Write out the whole listing exactly as it stands.

Task material
----

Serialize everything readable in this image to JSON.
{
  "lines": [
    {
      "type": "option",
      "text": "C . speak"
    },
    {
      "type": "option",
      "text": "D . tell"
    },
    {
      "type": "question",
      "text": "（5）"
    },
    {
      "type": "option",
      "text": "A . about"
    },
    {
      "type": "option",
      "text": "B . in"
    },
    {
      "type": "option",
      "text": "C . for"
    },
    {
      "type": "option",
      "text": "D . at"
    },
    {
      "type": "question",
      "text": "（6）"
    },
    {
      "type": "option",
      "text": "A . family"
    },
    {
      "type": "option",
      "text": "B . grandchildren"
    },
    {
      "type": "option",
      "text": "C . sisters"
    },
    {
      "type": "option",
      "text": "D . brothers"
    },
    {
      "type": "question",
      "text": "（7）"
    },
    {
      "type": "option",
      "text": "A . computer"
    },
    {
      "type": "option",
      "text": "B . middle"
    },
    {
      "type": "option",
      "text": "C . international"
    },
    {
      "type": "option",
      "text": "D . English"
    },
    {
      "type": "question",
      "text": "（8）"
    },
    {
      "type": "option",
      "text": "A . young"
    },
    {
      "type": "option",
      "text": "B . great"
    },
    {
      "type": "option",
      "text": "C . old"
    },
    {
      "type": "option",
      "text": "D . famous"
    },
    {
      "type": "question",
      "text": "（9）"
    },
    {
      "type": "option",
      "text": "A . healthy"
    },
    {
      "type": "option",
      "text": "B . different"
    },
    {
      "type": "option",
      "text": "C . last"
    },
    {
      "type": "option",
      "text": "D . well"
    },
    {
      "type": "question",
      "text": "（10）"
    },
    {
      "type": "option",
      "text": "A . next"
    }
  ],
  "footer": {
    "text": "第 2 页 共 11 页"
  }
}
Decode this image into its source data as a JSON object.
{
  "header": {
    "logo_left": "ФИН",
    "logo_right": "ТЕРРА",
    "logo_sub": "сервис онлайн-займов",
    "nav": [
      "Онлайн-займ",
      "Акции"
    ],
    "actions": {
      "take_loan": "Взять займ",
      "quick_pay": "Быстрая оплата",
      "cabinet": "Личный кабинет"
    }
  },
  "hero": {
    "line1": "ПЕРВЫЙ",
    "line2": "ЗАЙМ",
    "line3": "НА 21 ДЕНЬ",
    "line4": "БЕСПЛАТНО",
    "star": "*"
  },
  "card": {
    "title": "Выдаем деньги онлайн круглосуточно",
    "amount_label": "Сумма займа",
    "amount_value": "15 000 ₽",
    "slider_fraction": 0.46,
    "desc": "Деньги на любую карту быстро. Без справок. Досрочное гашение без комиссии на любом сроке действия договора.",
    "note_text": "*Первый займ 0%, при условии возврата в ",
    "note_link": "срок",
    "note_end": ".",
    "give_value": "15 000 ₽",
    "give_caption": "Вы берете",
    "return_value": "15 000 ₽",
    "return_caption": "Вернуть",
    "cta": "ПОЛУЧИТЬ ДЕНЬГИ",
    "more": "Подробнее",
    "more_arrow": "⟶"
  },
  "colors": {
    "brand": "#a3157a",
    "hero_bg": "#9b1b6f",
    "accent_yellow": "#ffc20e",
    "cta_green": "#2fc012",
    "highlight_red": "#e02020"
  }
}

----

Result of this task
Serialize everything readable in this image to JSON.
{
  "lines": [
    {
      "type": "option",
      "text": "C . speak"
    },
    {
      "type": "option",
      "text": "D . tell"
    },
    {
      "type": "question",
      "text": "（5）"
    },
    {
      "type": "option",
      "text": "A . about"
    },
    {
      "type": "option",
      "text": "B . in"
    },
    {
      "type": "option",
      "text": "C . for"
    },
    {
      "type": "option",
      "text": "D . at"
    },
    {
      "type": "question",
      "text": "（6）"
    },
    {
      "type": "option",
      "text": "A . family"
    },
    {
      "type": "option",
      "text": "B . grandchildren"
    },
    {
      "type": "option",
      "text": "C . sisters"
    },
    {
      "type": "option",
      "text": "D . brothers"
    },
    {
      "type": "question",
      "text": "（7）"
    },
    {
      "type": "option",
      "text": "A . computer"
    },
    {
      "type": "option",
      "text": "B . middle"
    },
    {
      "type": "option",
      "text": "C . international"
    },
    {
      "type": "option",
      "text": "D . English"
    },
    {
      "type": "question",
      "text": "（8）"
    },
    {
      "type": "option",
      "text": "A . young"
    },
    {
      "type": "option",
      "text": "B . great"
    },
    {
      "type": "option",
      "text": "C . old"
    },
    {
      "type": "option",
      "text": "D . famous"
    },
    {
      "type": "question",
      "text": "（9）"
    },
    {
      "type": "option",
      "text": "A . healthy"
    },
    {
      "type": "option",
      "text": "B . different"
    },
    {
      "type": "option",
      "text": "C . last"
    },
    {
      "type": "option",
      "text": "D . well"
    },
    {
      "type": "question",
      "text": "（10）"
    },
    {
      "type": "option",
      "text": "A . next"
    }
  ],
  "footer": {
    "text": "第 2 页 共 11 页"
  }
}
Decode this image into its source data as a JSON object.
{
  "header": {
    "logo_left": "ФИН",
    "logo_right": "ТЕРРА",
    "logo_sub": "сервис онлайн-займов",
    "nav": [
      "Онлайн-займ",
      "Акции"
    ],
    "actions": {
      "take_loan": "Взять займ",
      "quick_pay": "Быстрая оплата",
      "cabinet": "Личный кабинет"
    }
  },
  "hero": {
    "line1": "ПЕРВЫЙ",
    "line2": "ЗАЙМ",
    "line3": "НА 21 ДЕНЬ",
    "line4": "БЕСПЛАТНО",
    "star": "*"
  },
  "card": {
    "title": "Выдаем деньги онлайн круглосуточно",
    "amount_label": "Сумма займа",
    "amount_value": "15 000 ₽",
    "slider_fraction": 0.46,
    "desc": "Деньги на любую карту быстро. Без справок. Досрочное гашение без комиссии на любом сроке действия договора.",
    "note_text": "*Первый займ 0%, при условии возврата в ",
    "note_link": "срок",
    "note_end": ".",
    "give_value": "15 000 ₽",
    "give_caption": "Вы берете",
    "return_value": "15 000 ₽",
    "return_caption": "Вернуть",
    "cta": "ПОЛУЧИТЬ ДЕНЬГИ",
    "more": "Подробнее",
    "more_arrow": "⟶"
  },
  "colors": {
    "brand": "#a3157a",
    "hero_bg": "#9b1b6f",
    "accent_yellow": "#ffc20e",
    "cta_green": "#2fc012",
    "highlight_red": "#e02020"
  }
}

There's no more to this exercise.